EXERCISE PROMPT.
Repeat each entry word for word. Leave any images out of the copy.

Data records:
============
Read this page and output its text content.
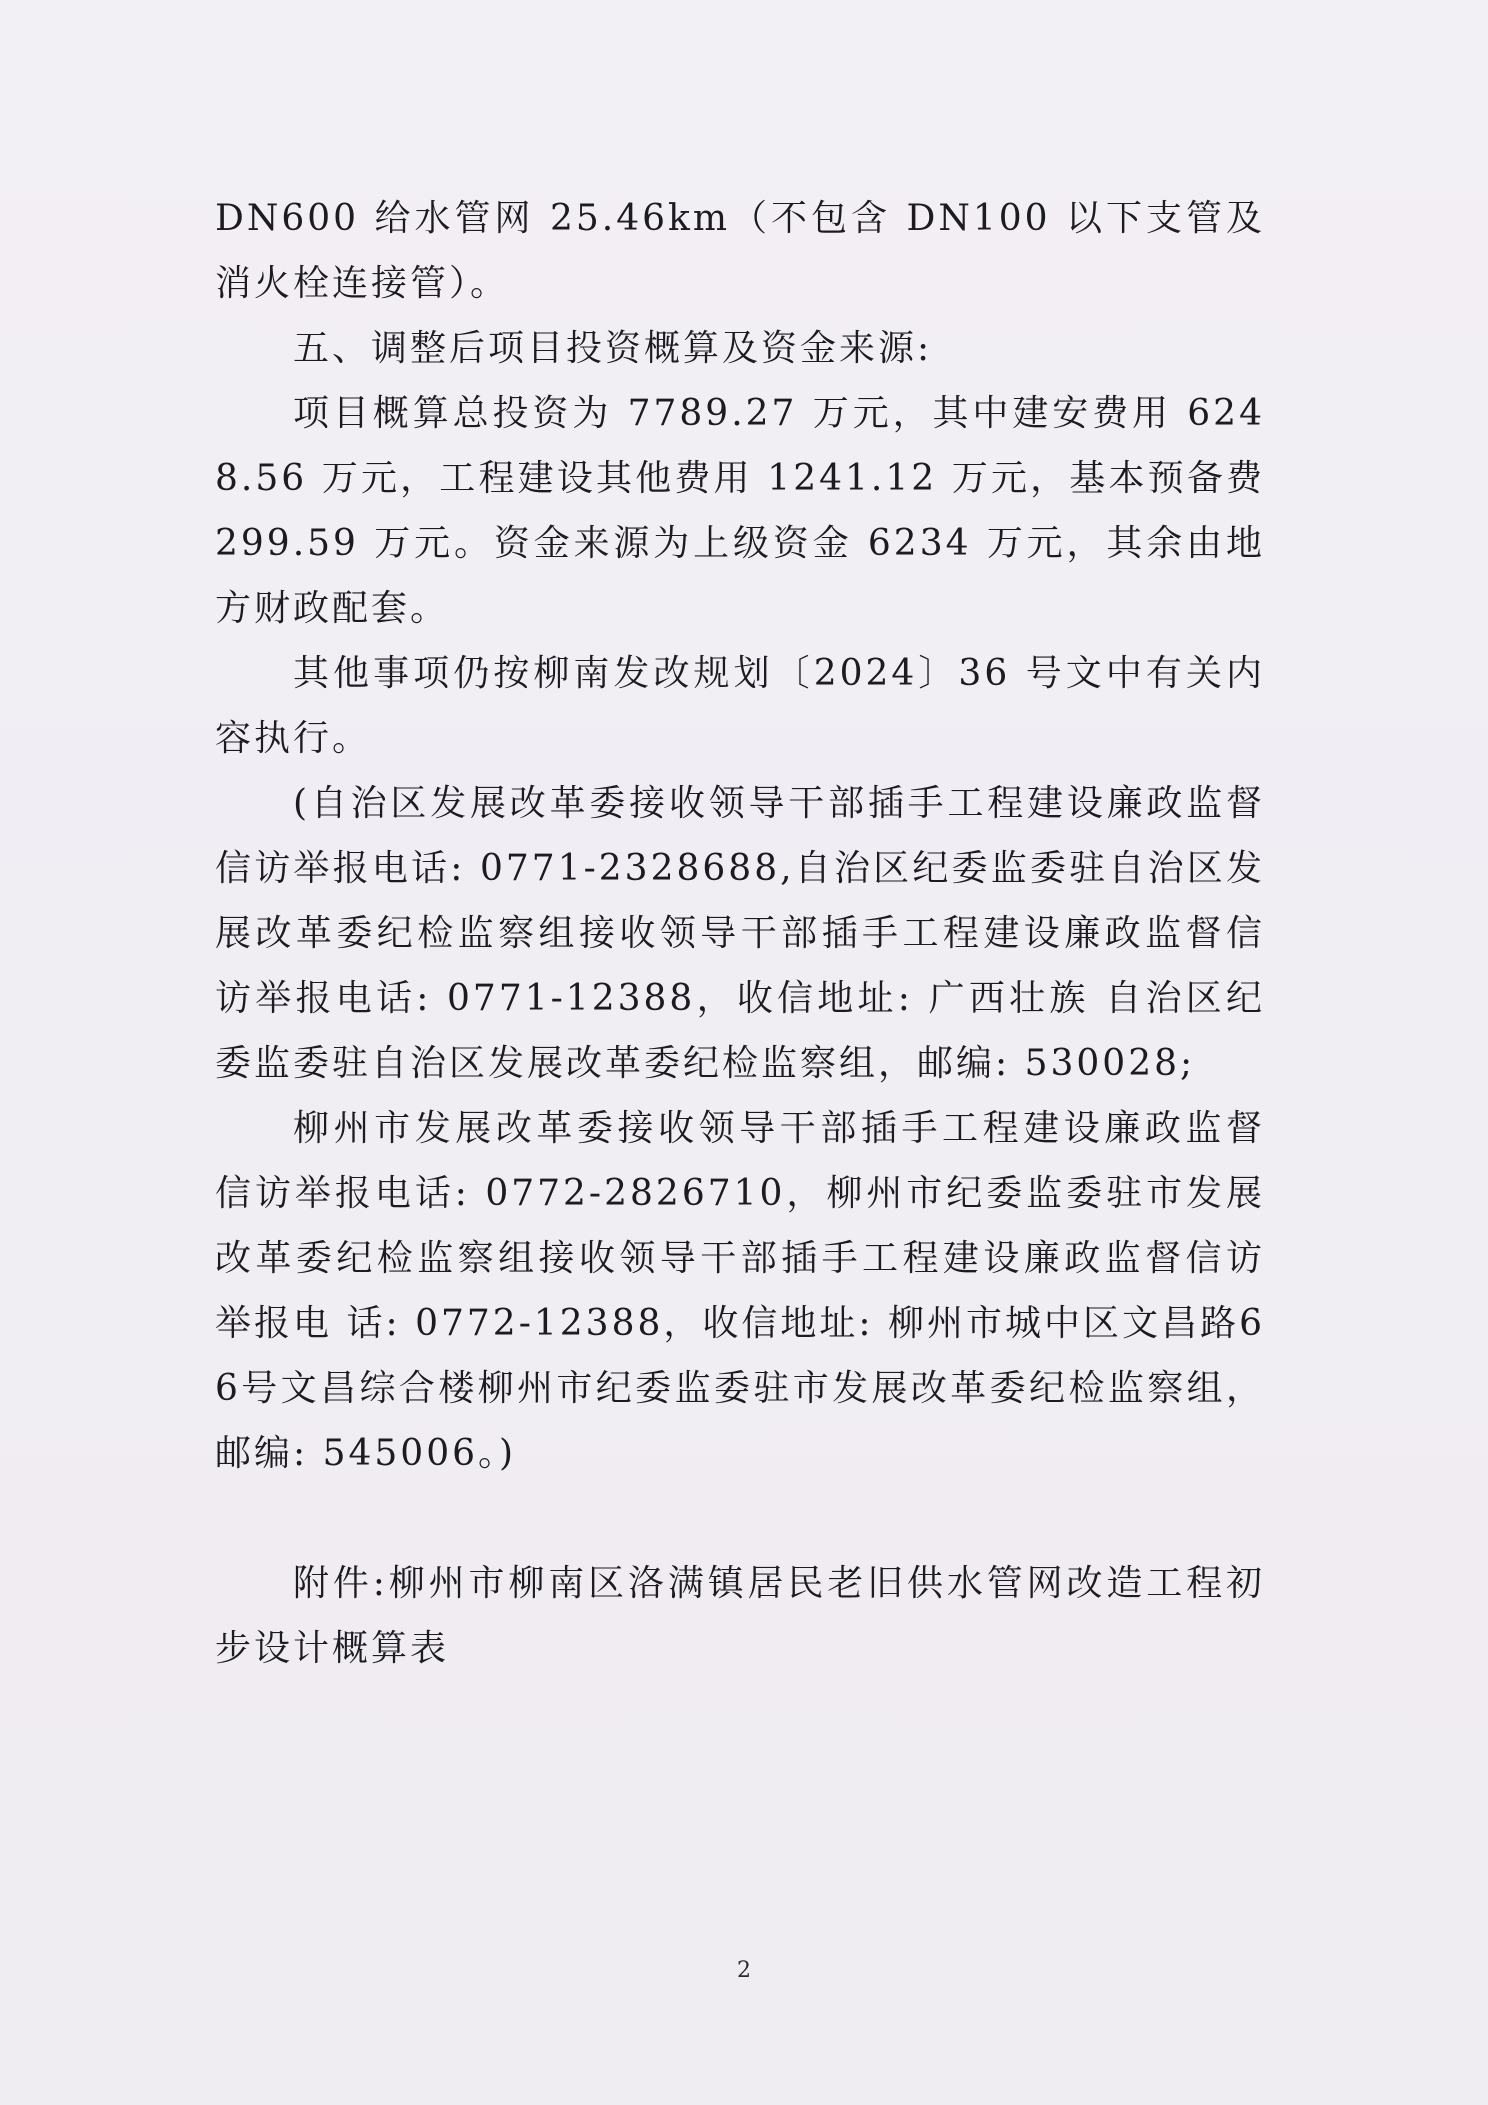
DN600 给水管网 25.46km（不包含 DN100 以下支管及消火栓连接管）。

五、调整后项目投资概算及资金来源:

项目概算总投资为 7789.27 万元，其中建安费用 6248.56 万元，工程建设其他费用 1241.12 万元，基本预备费 299.59 万元。资金来源为上级资金 6234 万元，其余由地方财政配套。

其他事项仍按柳南发改规划〔2024〕36 号文中有关内容执行。

(自治区发展改革委接收领导干部插手工程建设廉政监督信访举报电话: 0771-2328688,自治区纪委监委驻自治区发展改革委纪检监察组接收领导干部插手工程建设廉政监督信访举报电话: 0771-12388，收信地址: 广西壮族 自治区纪委监委驻自治区发展改革委纪检监察组，邮编: 530028;

柳州市发展改革委接收领导干部插手工程建设廉政监督信访举报电话: 0772-2826710，柳州市纪委监委驻市发展改革委纪检监察组接收领导干部插手工程建设廉政监督信访举报电 话: 0772-12388，收信地址: 柳州市城中区文昌路66号文昌综合楼柳州市纪委监委驻市发展改革委纪检监察组，邮编: 545006。)

附件:柳州市柳南区洛满镇居民老旧供水管网改造工程初步设计概算表

2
============
ANSWER.
Read this page and output its text content.
DN600 给水管网 25.46km（不包含 DN100 以下支管及消火栓连接管）。

五、调整后项目投资概算及资金来源:

项目概算总投资为 7789.27 万元，其中建安费用 6248.56 万元，工程建设其他费用 1241.12 万元，基本预备费 299.59 万元。资金来源为上级资金 6234 万元，其余由地方财政配套。

其他事项仍按柳南发改规划〔2024〕36 号文中有关内容执行。

(自治区发展改革委接收领导干部插手工程建设廉政监督信访举报电话: 0771-2328688,自治区纪委监委驻自治区发展改革委纪检监察组接收领导干部插手工程建设廉政监督信访举报电话: 0771-12388，收信地址: 广西壮族 自治区纪委监委驻自治区发展改革委纪检监察组，邮编: 530028;

柳州市发展改革委接收领导干部插手工程建设廉政监督信访举报电话: 0772-2826710，柳州市纪委监委驻市发展改革委纪检监察组接收领导干部插手工程建设廉政监督信访举报电 话: 0772-12388，收信地址: 柳州市城中区文昌路66号文昌综合楼柳州市纪委监委驻市发展改革委纪检监察组，邮编: 545006。)

附件:柳州市柳南区洛满镇居民老旧供水管网改造工程初步设计概算表

2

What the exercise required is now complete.